● **Problem to work on**
Type out the complete listing below word for word, without its pictures.

● **Data shown**

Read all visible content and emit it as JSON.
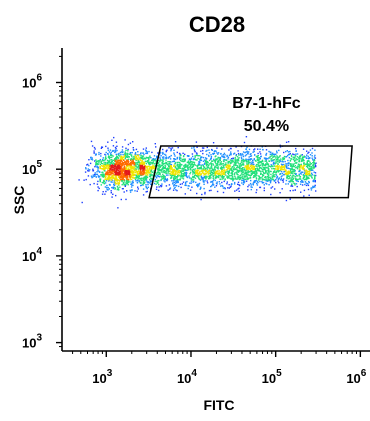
{
  "chart_data": {
    "type": "scatter",
    "title": "CD28",
    "xlabel": "FITC",
    "ylabel": "SSC",
    "xscale": "log",
    "yscale": "log",
    "xlim": [
      300,
      1300000
    ],
    "ylim": [
      800,
      2500000
    ],
    "xticks": [
      {
        "value": 1000,
        "base": "10",
        "exp": "3"
      },
      {
        "value": 10000,
        "base": "10",
        "exp": "4"
      },
      {
        "value": 100000,
        "base": "10",
        "exp": "5"
      },
      {
        "value": 1000000,
        "base": "10",
        "exp": "6"
      }
    ],
    "yticks": [
      {
        "value": 1000,
        "base": "10",
        "exp": "3"
      },
      {
        "value": 10000,
        "base": "10",
        "exp": "4"
      },
      {
        "value": 100000,
        "base": "10",
        "exp": "5"
      },
      {
        "value": 1000000,
        "base": "10",
        "exp": "6"
      }
    ],
    "gate": {
      "name": "B7-1-hFc",
      "percent": "50.4%",
      "vertices": [
        [
          4400,
          185000
        ],
        [
          800000,
          185000
        ],
        [
          720000,
          47000
        ],
        [
          3200,
          47000
        ]
      ]
    },
    "populations": [
      {
        "label": "dense",
        "x_center": 1500,
        "y_center": 100000,
        "x_spread_log": 0.17,
        "y_spread_log": 0.11,
        "count": 1300
      },
      {
        "label": "positive",
        "x_range": [
          2500,
          300000
        ],
        "y_center": 100000,
        "y_spread_log": 0.11,
        "count": 2600
      }
    ],
    "density_colors": [
      "#1f3fff",
      "#1c8dff",
      "#22e07a",
      "#f0e400",
      "#ff6a00",
      "#e31a1c"
    ],
    "grid": false,
    "legend": "none"
  }
}
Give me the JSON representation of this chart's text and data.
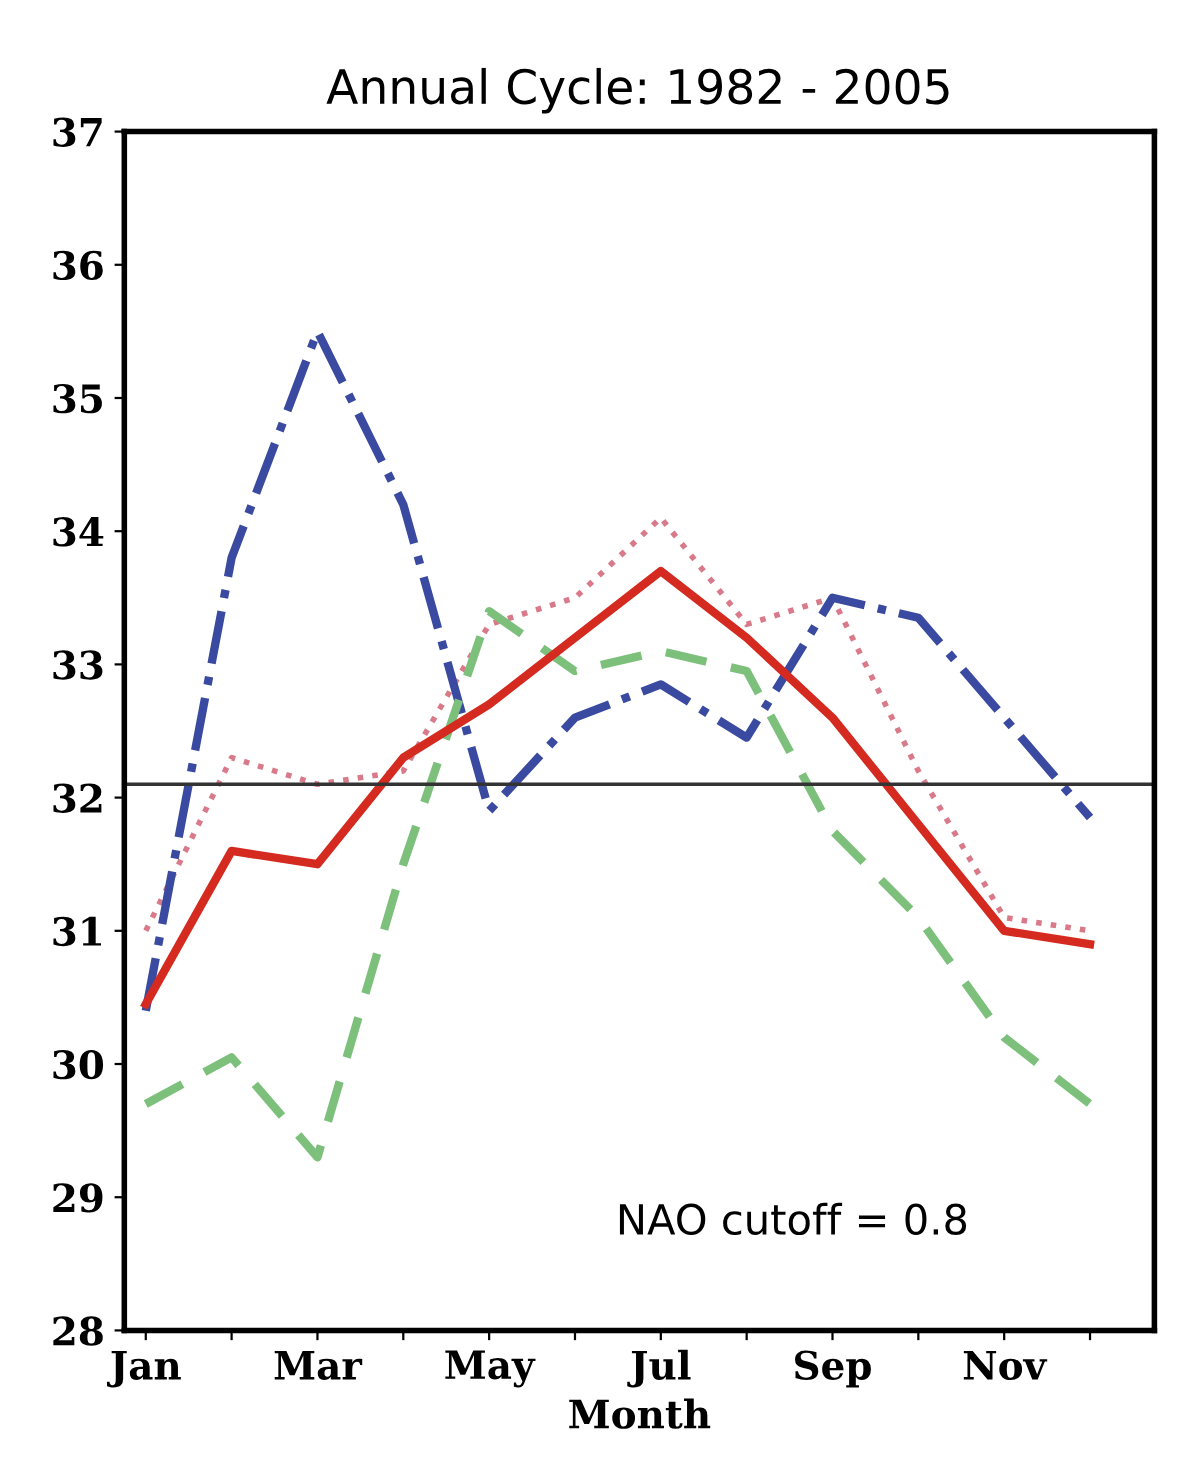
{
  "chart_data": {
    "type": "line",
    "title": "Annual Cycle: 1982 - 2005",
    "xlabel": "Month",
    "categories": [
      "Jan",
      null,
      "Mar",
      null,
      "May",
      null,
      "Jul",
      null,
      "Sep",
      null,
      "Nov",
      null
    ],
    "series": [
      {
        "color": "#d97a8a",
        "line_style": "dotted",
        "values": [
          31.0,
          32.3,
          32.1,
          32.2,
          33.3,
          33.5,
          34.1,
          33.3,
          33.5,
          32.2,
          31.1,
          31.0
        ]
      },
      {
        "color": "#3a4aa0",
        "line_style": "dashdot",
        "values": [
          30.4,
          33.8,
          35.5,
          34.2,
          31.9,
          32.6,
          32.85,
          32.45,
          33.5,
          33.35,
          32.6,
          31.85
        ]
      },
      {
        "color": "#7cc07c",
        "line_style": "dashed",
        "values": [
          29.7,
          30.05,
          29.3,
          31.5,
          33.4,
          32.95,
          33.1,
          32.95,
          31.75,
          31.1,
          30.2,
          29.7
        ]
      },
      {
        "color": "#d42a20",
        "line_style": "solid",
        "values": [
          30.45,
          31.6,
          31.5,
          32.3,
          32.7,
          33.2,
          33.7,
          33.2,
          32.6,
          31.8,
          31.0,
          30.9
        ]
      }
    ],
    "ylim": [
      28,
      37
    ],
    "yticks": [
      28,
      29,
      30,
      31,
      32,
      33,
      34,
      35,
      36,
      37
    ],
    "ref_lines": [
      {
        "axis": "y",
        "value": 32.1,
        "color": "#333333",
        "line_style": "solid"
      }
    ],
    "annotations": [
      "NAO cutoff = 0.8"
    ],
    "grid": false,
    "legend": false,
    "marker": "none"
  }
}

● **Answer**
Read all visible content and emit it as JSON.
{
  "chart_data": {
    "type": "scatter",
    "title": "CD28",
    "xlabel": "FITC",
    "ylabel": "SSC",
    "xscale": "log",
    "yscale": "log",
    "xlim": [
      300,
      1300000
    ],
    "ylim": [
      800,
      2500000
    ],
    "xticks": [
      {
        "value": 1000,
        "base": "10",
        "exp": "3"
      },
      {
        "value": 10000,
        "base": "10",
        "exp": "4"
      },
      {
        "value": 100000,
        "base": "10",
        "exp": "5"
      },
      {
        "value": 1000000,
        "base": "10",
        "exp": "6"
      }
    ],
    "yticks": [
      {
        "value": 1000,
        "base": "10",
        "exp": "3"
      },
      {
        "value": 10000,
        "base": "10",
        "exp": "4"
      },
      {
        "value": 100000,
        "base": "10",
        "exp": "5"
      },
      {
        "value": 1000000,
        "base": "10",
        "exp": "6"
      }
    ],
    "gate": {
      "name": "B7-1-hFc",
      "percent": "50.4%",
      "vertices": [
        [
          4400,
          185000
        ],
        [
          800000,
          185000
        ],
        [
          720000,
          47000
        ],
        [
          3200,
          47000
        ]
      ]
    },
    "populations": [
      {
        "label": "dense",
        "x_center": 1500,
        "y_center": 100000,
        "x_spread_log": 0.17,
        "y_spread_log": 0.11,
        "count": 1300
      },
      {
        "label": "positive",
        "x_range": [
          2500,
          300000
        ],
        "y_center": 100000,
        "y_spread_log": 0.11,
        "count": 2600
      }
    ],
    "density_colors": [
      "#1f3fff",
      "#1c8dff",
      "#22e07a",
      "#f0e400",
      "#ff6a00",
      "#e31a1c"
    ],
    "grid": false,
    "legend": "none"
  }
}
Give me the JSON representation of this chart's text and data.
{
  "chart_data": {
    "type": "line",
    "title": "Annual Cycle: 1982 - 2005",
    "xlabel": "Month",
    "categories": [
      "Jan",
      null,
      "Mar",
      null,
      "May",
      null,
      "Jul",
      null,
      "Sep",
      null,
      "Nov",
      null
    ],
    "series": [
      {
        "color": "#d97a8a",
        "line_style": "dotted",
        "values": [
          31.0,
          32.3,
          32.1,
          32.2,
          33.3,
          33.5,
          34.1,
          33.3,
          33.5,
          32.2,
          31.1,
          31.0
        ]
      },
      {
        "color": "#3a4aa0",
        "line_style": "dashdot",
        "values": [
          30.4,
          33.8,
          35.5,
          34.2,
          31.9,
          32.6,
          32.85,
          32.45,
          33.5,
          33.35,
          32.6,
          31.85
        ]
      },
      {
        "color": "#7cc07c",
        "line_style": "dashed",
        "values": [
          29.7,
          30.05,
          29.3,
          31.5,
          33.4,
          32.95,
          33.1,
          32.95,
          31.75,
          31.1,
          30.2,
          29.7
        ]
      },
      {
        "color": "#d42a20",
        "line_style": "solid",
        "values": [
          30.45,
          31.6,
          31.5,
          32.3,
          32.7,
          33.2,
          33.7,
          33.2,
          32.6,
          31.8,
          31.0,
          30.9
        ]
      }
    ],
    "ylim": [
      28,
      37
    ],
    "yticks": [
      28,
      29,
      30,
      31,
      32,
      33,
      34,
      35,
      36,
      37
    ],
    "ref_lines": [
      {
        "axis": "y",
        "value": 32.1,
        "color": "#333333",
        "line_style": "solid"
      }
    ],
    "annotations": [
      "NAO cutoff = 0.8"
    ],
    "grid": false,
    "legend": false,
    "marker": "none"
  }
}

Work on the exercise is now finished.